** begin Data for this task **

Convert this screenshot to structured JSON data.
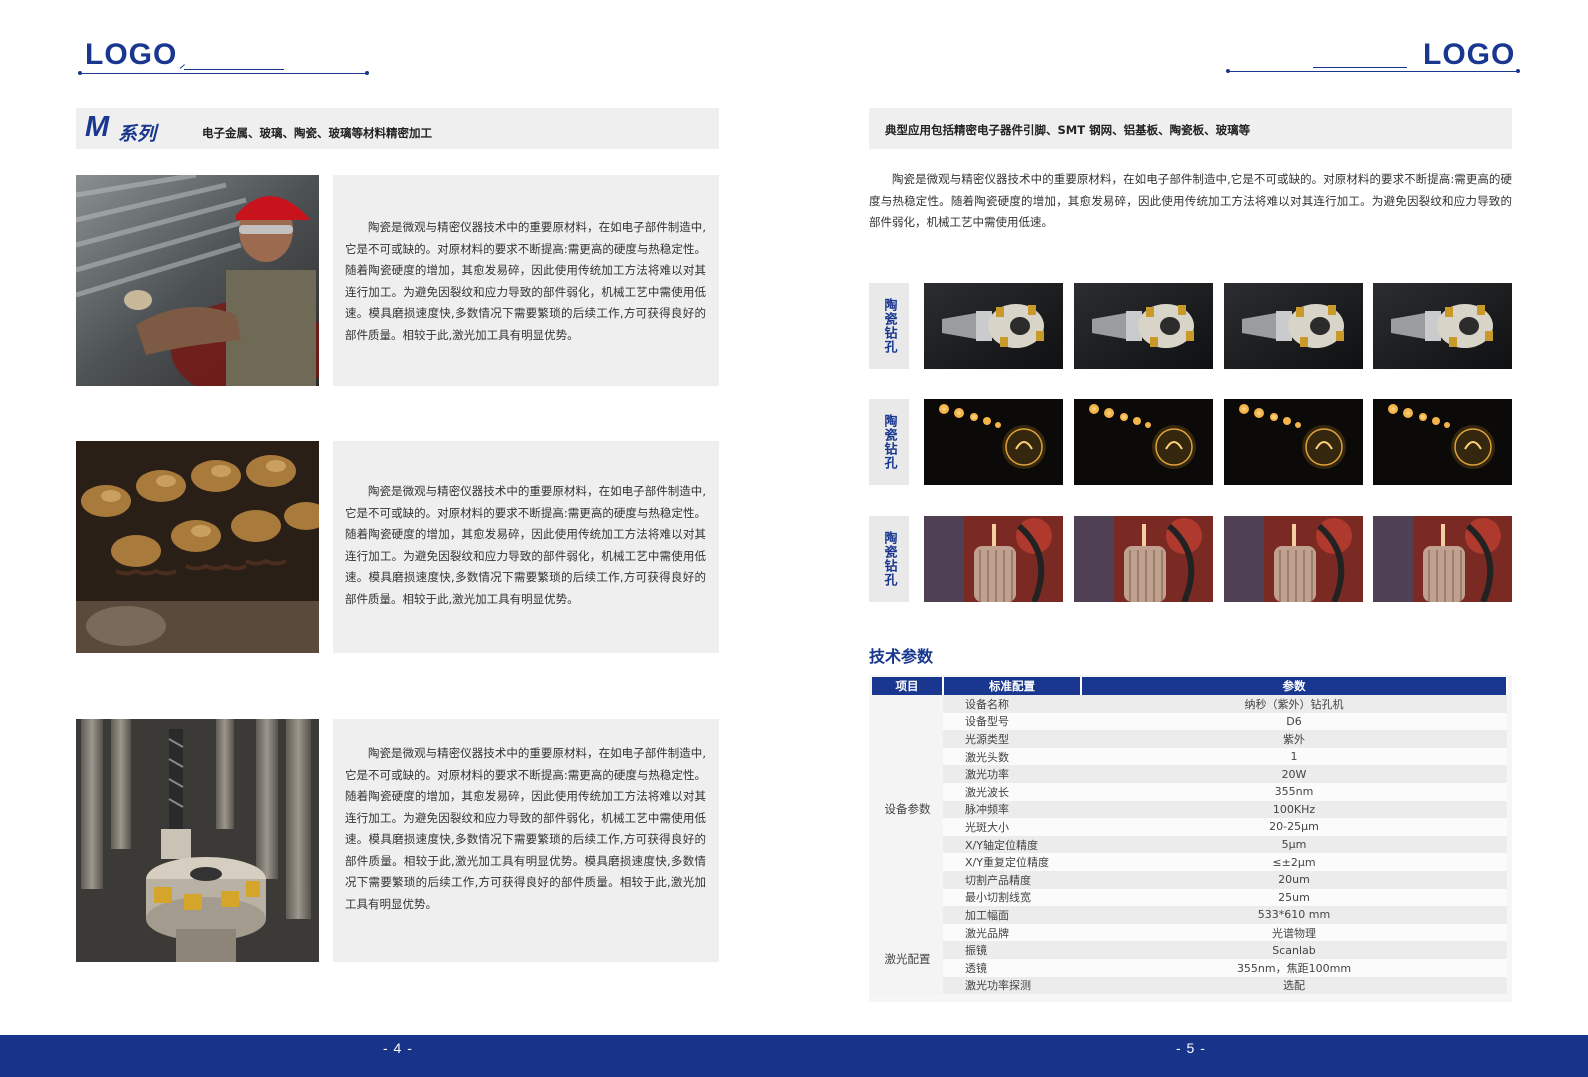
{
  "header": {
    "left_logo": "LOGO",
    "right_logo": "LOGO"
  },
  "left_page": {
    "series_title": "M",
    "series_suffix": "系列",
    "series_subtitle": "电子金属、玻璃、陶瓷、玻璃等材料精密加工",
    "blocks": [
      {
        "image": "worker-photo",
        "text": "陶瓷是微观与精密仪器技术中的重要原材料，在如电子部件制造中,它是不可或缺的。对原材料的要求不断提高:需更高的硬度与热稳定性。随着陶瓷硬度的增加，其愈发易碎，因此使用传统加工方法将难以对其连行加工。为避免因裂纹和应力导致的部件弱化，机械工艺中需使用低速。模具磨损速度快,多数情况下需要繁琐的后续工作,方可获得良好的部件质量。相较于此,激光加工具有明显优势。"
      },
      {
        "image": "engine-valves-photo",
        "text": "陶瓷是微观与精密仪器技术中的重要原材料，在如电子部件制造中,它是不可或缺的。对原材料的要求不断提高:需更高的硬度与热稳定性。随着陶瓷硬度的增加，其愈发易碎，因此使用传统加工方法将难以对其连行加工。为避免因裂纹和应力导致的部件弱化，机械工艺中需使用低速。模具磨损速度快,多数情况下需要繁琐的后续工作,方可获得良好的部件质量。相较于此,激光加工具有明显优势。"
      },
      {
        "image": "milling-tool-photo",
        "text": "陶瓷是微观与精密仪器技术中的重要原材料，在如电子部件制造中,它是不可或缺的。对原材料的要求不断提高:需更高的硬度与热稳定性。随着陶瓷硬度的增加，其愈发易碎，因此使用传统加工方法将难以对其连行加工。为避免因裂纹和应力导致的部件弱化，机械工艺中需使用低速。模具磨损速度快,多数情况下需要繁琐的后续工作,方可获得良好的部件质量。相较于此,激光加工具有明显优势。模具磨损速度快,多数情况下需要繁琐的后续工作,方可获得良好的部件质量。相较于此,激光加工具有明显优势。"
      }
    ],
    "page_number": "- 4 -"
  },
  "right_page": {
    "banner": "典型应用包括精密电子器件引脚、SMT 钢网、铝基板、陶瓷板、玻璃等",
    "intro": "陶瓷是微观与精密仪器技术中的重要原材料，在如电子部件制造中,它是不可或缺的。对原材料的要求不断提高:需更高的硬度与热稳定性。随着陶瓷硬度的增加，其愈发易碎，因此使用传统加工方法将难以对其连行加工。为避免因裂纹和应力导致的部件弱化，机械工艺中需使用低速。",
    "gallery_rows": [
      {
        "label": "陶瓷钻孔",
        "image": "milling-tool-dark"
      },
      {
        "label": "陶瓷钻孔",
        "image": "light-bulbs"
      },
      {
        "label": "陶瓷钻孔",
        "image": "microphone-red"
      }
    ],
    "spec_title": "技术参数",
    "spec_table": {
      "headers": [
        "项目",
        "标准配置",
        "参数"
      ],
      "groups": [
        {
          "category": "设备参数",
          "rows": [
            [
              "设备名称",
              "纳秒（紫外）钻孔机"
            ],
            [
              "设备型号",
              "D6"
            ],
            [
              "光源类型",
              "紫外"
            ],
            [
              "激光头数",
              "1"
            ],
            [
              "激光功率",
              "20W"
            ],
            [
              "激光波长",
              "355nm"
            ],
            [
              "脉冲频率",
              "100KHz"
            ],
            [
              "光斑大小",
              "20-25μm"
            ],
            [
              "X/Y轴定位精度",
              "5μm"
            ],
            [
              "X/Y重复定位精度",
              "≤±2μm"
            ],
            [
              "切割产品精度",
              "20um"
            ],
            [
              "最小切割线宽",
              "25um"
            ],
            [
              "加工幅面",
              "533*610 mm"
            ]
          ]
        },
        {
          "category": "激光配置",
          "rows": [
            [
              "激光品牌",
              "光谱物理"
            ],
            [
              "振镜",
              "Scanlab"
            ],
            [
              "透镜",
              "355nm，焦距100mm"
            ],
            [
              "激光功率探测",
              "选配"
            ]
          ]
        }
      ]
    },
    "page_number": "- 5 -"
  },
  "colors": {
    "brand_blue": "#1a3790",
    "footer_blue": "#17348a",
    "panel_grey": "#efefef"
  }
}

** end Data for this task **

Exercise instructions -> Scan the records for the string "photo". Copy each line in which it appears.

Exercise response ->
        "image": "worker-photo",
        "image": "engine-valves-photo",
        "image": "milling-tool-photo",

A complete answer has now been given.